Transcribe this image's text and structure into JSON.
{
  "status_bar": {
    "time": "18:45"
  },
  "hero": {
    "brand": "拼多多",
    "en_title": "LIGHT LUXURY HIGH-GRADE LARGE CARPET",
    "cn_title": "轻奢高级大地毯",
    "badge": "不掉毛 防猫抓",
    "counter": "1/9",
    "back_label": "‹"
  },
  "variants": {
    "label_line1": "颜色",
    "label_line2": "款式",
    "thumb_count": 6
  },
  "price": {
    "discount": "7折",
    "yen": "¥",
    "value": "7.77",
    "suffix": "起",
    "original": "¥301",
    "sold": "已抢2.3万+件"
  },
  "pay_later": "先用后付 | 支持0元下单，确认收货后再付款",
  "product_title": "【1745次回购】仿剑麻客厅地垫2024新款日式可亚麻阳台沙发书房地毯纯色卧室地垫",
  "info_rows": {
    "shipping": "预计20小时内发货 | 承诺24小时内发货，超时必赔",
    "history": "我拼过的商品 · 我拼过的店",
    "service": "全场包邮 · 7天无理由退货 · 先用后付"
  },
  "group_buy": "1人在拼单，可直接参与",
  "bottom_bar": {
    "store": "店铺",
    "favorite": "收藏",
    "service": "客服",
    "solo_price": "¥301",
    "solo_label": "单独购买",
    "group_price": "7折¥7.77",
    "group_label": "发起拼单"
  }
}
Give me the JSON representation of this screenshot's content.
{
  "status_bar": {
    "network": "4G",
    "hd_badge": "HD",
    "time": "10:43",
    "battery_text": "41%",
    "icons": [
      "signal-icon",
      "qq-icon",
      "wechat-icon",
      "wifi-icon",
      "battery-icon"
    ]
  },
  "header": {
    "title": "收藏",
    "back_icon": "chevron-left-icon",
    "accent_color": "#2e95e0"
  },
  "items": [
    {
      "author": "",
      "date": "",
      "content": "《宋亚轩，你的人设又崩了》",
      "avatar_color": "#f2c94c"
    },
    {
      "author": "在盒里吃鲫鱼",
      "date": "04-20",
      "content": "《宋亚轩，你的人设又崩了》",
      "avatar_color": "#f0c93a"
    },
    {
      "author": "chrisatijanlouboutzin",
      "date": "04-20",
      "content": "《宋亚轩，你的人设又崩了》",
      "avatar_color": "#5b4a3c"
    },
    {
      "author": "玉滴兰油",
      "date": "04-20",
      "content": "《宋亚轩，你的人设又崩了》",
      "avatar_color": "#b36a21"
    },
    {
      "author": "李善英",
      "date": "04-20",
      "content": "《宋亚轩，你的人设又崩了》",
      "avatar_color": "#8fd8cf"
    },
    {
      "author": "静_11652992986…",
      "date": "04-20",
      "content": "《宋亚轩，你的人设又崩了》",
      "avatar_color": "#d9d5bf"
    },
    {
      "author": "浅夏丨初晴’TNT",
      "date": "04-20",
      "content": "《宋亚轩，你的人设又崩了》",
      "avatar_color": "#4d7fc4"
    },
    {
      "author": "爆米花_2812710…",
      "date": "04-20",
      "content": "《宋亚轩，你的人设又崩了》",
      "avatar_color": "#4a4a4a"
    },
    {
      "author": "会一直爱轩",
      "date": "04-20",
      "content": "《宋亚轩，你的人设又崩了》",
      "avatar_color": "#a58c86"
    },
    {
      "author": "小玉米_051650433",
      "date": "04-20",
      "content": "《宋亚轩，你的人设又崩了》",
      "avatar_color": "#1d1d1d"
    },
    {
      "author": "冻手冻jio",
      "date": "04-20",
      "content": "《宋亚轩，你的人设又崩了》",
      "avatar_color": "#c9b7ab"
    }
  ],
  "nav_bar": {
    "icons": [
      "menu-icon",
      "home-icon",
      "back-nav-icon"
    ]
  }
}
● ● ● ●
* **Goal**
Gather all lines where the word "JSON" appears.

* **Solution to this problem**
Transcribe this image's text and structure into JSON.
Give me the JSON representation of this screenshot's content.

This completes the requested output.